RECORDS FOR THE EXERCISE start
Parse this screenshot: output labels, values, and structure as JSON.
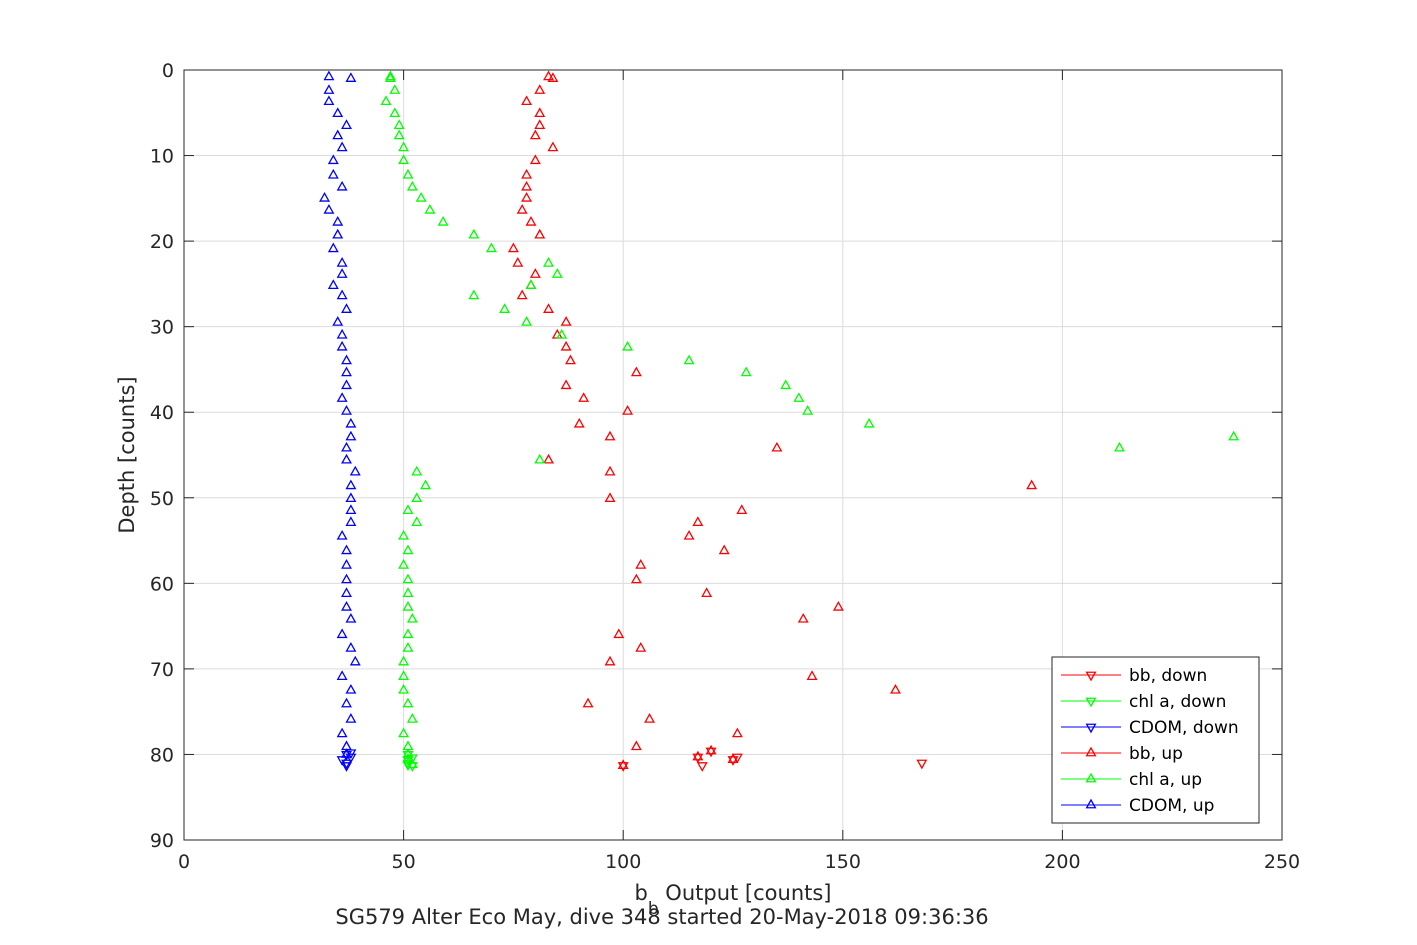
{
  "chart_data": {
    "type": "scatter",
    "xlabel": "b",
    "xlabel_sub": "b",
    "xlabel_rest": " Output [counts]",
    "ylabel": "Depth [counts]",
    "title": "SG579 Alter Eco May, dive 348 started 20-May-2018 09:36:36",
    "xlim": [
      0,
      250
    ],
    "ylim": [
      0,
      90
    ],
    "y_reversed": true,
    "xticks": [
      "0",
      "50",
      "100",
      "150",
      "200",
      "250"
    ],
    "yticks": [
      "0",
      "10",
      "20",
      "30",
      "40",
      "50",
      "60",
      "70",
      "80",
      "90"
    ],
    "grid": true,
    "legend_position": "bottom-right",
    "series": [
      {
        "name": "bb, down",
        "color": "#ff0000",
        "marker": "triangle-down",
        "x": [
          100,
          117,
          118,
          120,
          125,
          126,
          168
        ],
        "y": [
          81.3,
          80.3,
          81.3,
          79.6,
          80.6,
          80.3,
          81.0
        ]
      },
      {
        "name": "chl a, down",
        "color": "#00ff00",
        "marker": "triangle-down",
        "x": [
          51,
          51,
          52,
          51,
          51,
          52
        ],
        "y": [
          80.0,
          80.6,
          80.4,
          81.0,
          81.2,
          81.3
        ]
      },
      {
        "name": "CDOM, down",
        "color": "#0000ff",
        "marker": "triangle-down",
        "x": [
          37,
          36,
          37,
          38,
          37,
          38
        ],
        "y": [
          80.0,
          80.6,
          81.0,
          80.3,
          81.3,
          79.8
        ]
      },
      {
        "name": "bb, up",
        "color": "#ff0000",
        "marker": "triangle-up",
        "x": [
          83,
          84,
          81,
          78,
          81,
          81,
          80,
          84,
          80,
          78,
          78,
          78,
          77,
          79,
          81,
          75,
          76,
          80,
          79,
          77,
          83,
          87,
          85,
          87,
          88,
          103,
          87,
          91,
          101,
          90,
          97,
          135,
          83,
          97,
          193,
          97,
          127,
          117,
          115,
          123,
          104,
          103,
          119,
          149,
          141,
          99,
          104,
          97,
          143,
          162,
          92,
          106,
          126,
          103,
          117,
          125,
          120,
          100
        ],
        "y": [
          0.8,
          1.0,
          2.4,
          3.7,
          5.1,
          6.5,
          7.7,
          9.1,
          10.6,
          12.3,
          13.7,
          15.0,
          16.4,
          17.8,
          19.3,
          20.9,
          22.6,
          23.9,
          25.2,
          26.4,
          28.0,
          29.5,
          31.0,
          32.4,
          34.0,
          35.4,
          36.9,
          38.4,
          39.9,
          41.4,
          42.9,
          44.2,
          45.6,
          47.0,
          48.6,
          50.1,
          51.5,
          52.9,
          54.5,
          56.2,
          57.9,
          59.6,
          61.2,
          62.8,
          64.2,
          66.0,
          67.6,
          69.2,
          70.9,
          72.5,
          74.1,
          75.9,
          77.6,
          79.1,
          80.3,
          80.6,
          79.6,
          81.3
        ]
      },
      {
        "name": "chl a, up",
        "color": "#00ff00",
        "marker": "triangle-up",
        "x": [
          47,
          47,
          48,
          46,
          48,
          49,
          49,
          50,
          50,
          51,
          52,
          54,
          56,
          59,
          66,
          70,
          83,
          85,
          79,
          66,
          73,
          78,
          86,
          101,
          115,
          128,
          137,
          140,
          142,
          156,
          239,
          213,
          81,
          53,
          55,
          53,
          51,
          53,
          50,
          51,
          50,
          51,
          51,
          51,
          52,
          51,
          51,
          50,
          50,
          50,
          51,
          52,
          50,
          51,
          51,
          51,
          52
        ],
        "y": [
          0.8,
          1.0,
          2.4,
          3.7,
          5.1,
          6.5,
          7.7,
          9.1,
          10.6,
          12.3,
          13.7,
          15.0,
          16.4,
          17.8,
          19.3,
          20.9,
          22.6,
          23.9,
          25.2,
          26.4,
          28.0,
          29.5,
          31.0,
          32.4,
          34.0,
          35.4,
          36.9,
          38.4,
          39.9,
          41.4,
          42.9,
          44.2,
          45.6,
          47.0,
          48.6,
          50.1,
          51.5,
          52.9,
          54.5,
          56.2,
          57.9,
          59.6,
          61.2,
          62.8,
          64.2,
          66.0,
          67.6,
          69.2,
          70.9,
          72.5,
          74.1,
          75.9,
          77.6,
          79.1,
          80.0,
          80.6,
          81.2
        ]
      },
      {
        "name": "CDOM, up",
        "color": "#0000ff",
        "marker": "triangle-up",
        "x": [
          33,
          38,
          33,
          33,
          35,
          37,
          35,
          36,
          34,
          34,
          36,
          32,
          33,
          35,
          35,
          34,
          36,
          36,
          34,
          36,
          37,
          35,
          36,
          36,
          37,
          37,
          37,
          36,
          37,
          38,
          38,
          37,
          37,
          39,
          38,
          38,
          38,
          38,
          36,
          37,
          37,
          37,
          37,
          37,
          38,
          36,
          38,
          39,
          36,
          38,
          37,
          38,
          36,
          37,
          37
        ],
        "y": [
          0.8,
          1.0,
          2.4,
          3.7,
          5.1,
          6.5,
          7.7,
          9.1,
          10.6,
          12.3,
          13.7,
          15.0,
          16.4,
          17.8,
          19.3,
          20.9,
          22.6,
          23.9,
          25.2,
          26.4,
          28.0,
          29.5,
          31.0,
          32.4,
          34.0,
          35.4,
          36.9,
          38.4,
          39.9,
          41.4,
          42.9,
          44.2,
          45.6,
          47.0,
          48.6,
          50.1,
          51.5,
          52.9,
          54.5,
          56.2,
          57.9,
          59.6,
          61.2,
          62.8,
          64.2,
          66.0,
          67.6,
          69.2,
          70.9,
          72.5,
          74.1,
          75.9,
          77.6,
          79.1,
          80.0
        ]
      }
    ]
  }
}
RECORDS FOR THE EXERCISE end
**INSTRUCTIONS FOR THE TASK**
From the data above, pick out each line containing "counts" and copy it.

**WRITTEN SOLUTION**
    "xlabel_rest": " Output [counts]",
    "ylabel": "Depth [counts]",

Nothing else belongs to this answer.